## What you are asked to do
Leave out the pictures, then reproduce the rest of the material exactly.

## Stored entries
★ ★ ★ ★ ★ ★ ★
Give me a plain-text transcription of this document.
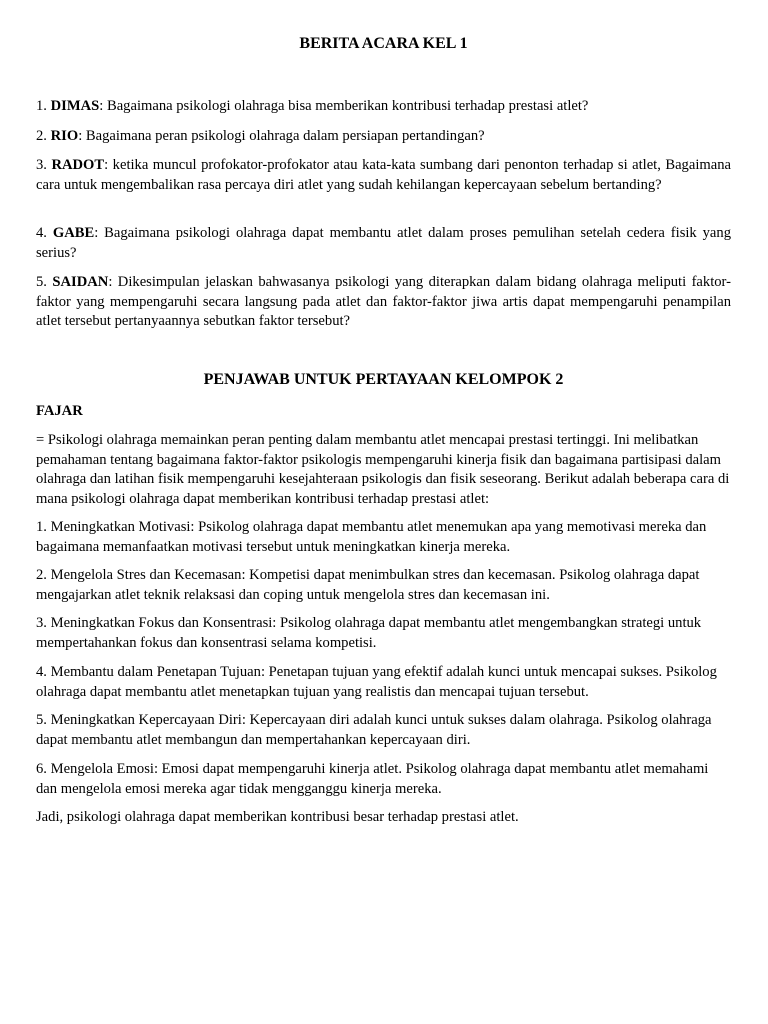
BERITA ACARA KEL 1

1. DIMAS: Bagaimana psikologi olahraga bisa memberikan kontribusi terhadap prestasi atlet?

2. RIO: Bagaimana peran psikologi olahraga dalam persiapan pertandingan?

3. RADOT: ketika muncul profokator-profokator atau kata-kata sumbang dari penonton terhadap si atlet, Bagaimana cara untuk mengembalikan rasa percaya diri atlet yang sudah kehilangan kepercayaan sebelum bertanding?

4. GABE: Bagaimana psikologi olahraga dapat membantu atlet dalam proses pemulihan setelah cedera fisik yang serius?

5. SAIDAN: Dikesimpulan jelaskan bahwasanya psikologi yang diterapkan dalam bidang olahraga meliputi faktor-faktor yang mempengaruhi secara langsung pada atlet dan faktor-faktor jiwa artis dapat mempengaruhi penampilan atlet tersebut pertanyaannya sebutkan faktor tersebut?

PENJAWAB UNTUK PERTAYAAN KELOMPOK 2

FAJAR

= Psikologi olahraga memainkan peran penting dalam membantu atlet mencapai prestasi tertinggi. Ini melibatkan pemahaman tentang bagaimana faktor-faktor psikologis mempengaruhi kinerja fisik dan bagaimana partisipasi dalam olahraga dan latihan fisik mempengaruhi kesejahteraan psikologis dan fisik seseorang. Berikut adalah beberapa cara di mana psikologi olahraga dapat memberikan kontribusi terhadap prestasi atlet:

1. Meningkatkan Motivasi: Psikolog olahraga dapat membantu atlet menemukan apa yang memotivasi mereka dan bagaimana memanfaatkan motivasi tersebut untuk meningkatkan kinerja mereka.

2. Mengelola Stres dan Kecemasan: Kompetisi dapat menimbulkan stres dan kecemasan. Psikolog olahraga dapat mengajarkan atlet teknik relaksasi dan coping untuk mengelola stres dan kecemasan ini.

3. Meningkatkan Fokus dan Konsentrasi: Psikolog olahraga dapat membantu atlet mengembangkan strategi untuk mempertahankan fokus dan konsentrasi selama kompetisi.

4. Membantu dalam Penetapan Tujuan: Penetapan tujuan yang efektif adalah kunci untuk mencapai sukses. Psikolog olahraga dapat membantu atlet menetapkan tujuan yang realistis dan mencapai tujuan tersebut.

5. Meningkatkan Kepercayaan Diri: Kepercayaan diri adalah kunci untuk sukses dalam olahraga. Psikolog olahraga dapat membantu atlet membangun dan mempertahankan kepercayaan diri.

6. Mengelola Emosi: Emosi dapat mempengaruhi kinerja atlet. Psikolog olahraga dapat membantu atlet memahami dan mengelola emosi mereka agar tidak mengganggu kinerja mereka.

Jadi, psikologi olahraga dapat memberikan kontribusi besar terhadap prestasi atlet.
★ ★ ★ ★ ★ ★ ★
## Output of the task
Give me a plain-text transcription of this document.
BERITA ACARA KEL 1

1. DIMAS: Bagaimana psikologi olahraga bisa memberikan kontribusi terhadap prestasi atlet?

2. RIO: Bagaimana peran psikologi olahraga dalam persiapan pertandingan?

3. RADOT: ketika muncul profokator-profokator atau kata-kata sumbang dari penonton terhadap si atlet, Bagaimana cara untuk mengembalikan rasa percaya diri atlet yang sudah kehilangan kepercayaan sebelum bertanding?

4. GABE: Bagaimana psikologi olahraga dapat membantu atlet dalam proses pemulihan setelah cedera fisik yang serius?

5. SAIDAN: Dikesimpulan jelaskan bahwasanya psikologi yang diterapkan dalam bidang olahraga meliputi faktor-faktor yang mempengaruhi secara langsung pada atlet dan faktor-faktor jiwa artis dapat mempengaruhi penampilan atlet tersebut pertanyaannya sebutkan faktor tersebut?

PENJAWAB UNTUK PERTAYAAN KELOMPOK 2

FAJAR

= Psikologi olahraga memainkan peran penting dalam membantu atlet mencapai prestasi tertinggi. Ini melibatkan pemahaman tentang bagaimana faktor-faktor psikologis mempengaruhi kinerja fisik dan bagaimana partisipasi dalam olahraga dan latihan fisik mempengaruhi kesejahteraan psikologis dan fisik seseorang. Berikut adalah beberapa cara di mana psikologi olahraga dapat memberikan kontribusi terhadap prestasi atlet:

1. Meningkatkan Motivasi: Psikolog olahraga dapat membantu atlet menemukan apa yang memotivasi mereka dan bagaimana memanfaatkan motivasi tersebut untuk meningkatkan kinerja mereka.

2. Mengelola Stres dan Kecemasan: Kompetisi dapat menimbulkan stres dan kecemasan. Psikolog olahraga dapat mengajarkan atlet teknik relaksasi dan coping untuk mengelola stres dan kecemasan ini.

3. Meningkatkan Fokus dan Konsentrasi: Psikolog olahraga dapat membantu atlet mengembangkan strategi untuk mempertahankan fokus dan konsentrasi selama kompetisi.

4. Membantu dalam Penetapan Tujuan: Penetapan tujuan yang efektif adalah kunci untuk mencapai sukses. Psikolog olahraga dapat membantu atlet menetapkan tujuan yang realistis dan mencapai tujuan tersebut.

5. Meningkatkan Kepercayaan Diri: Kepercayaan diri adalah kunci untuk sukses dalam olahraga. Psikolog olahraga dapat membantu atlet membangun dan mempertahankan kepercayaan diri.

6. Mengelola Emosi: Emosi dapat mempengaruhi kinerja atlet. Psikolog olahraga dapat membantu atlet memahami dan mengelola emosi mereka agar tidak mengganggu kinerja mereka.

Jadi, psikologi olahraga dapat memberikan kontribusi besar terhadap prestasi atlet.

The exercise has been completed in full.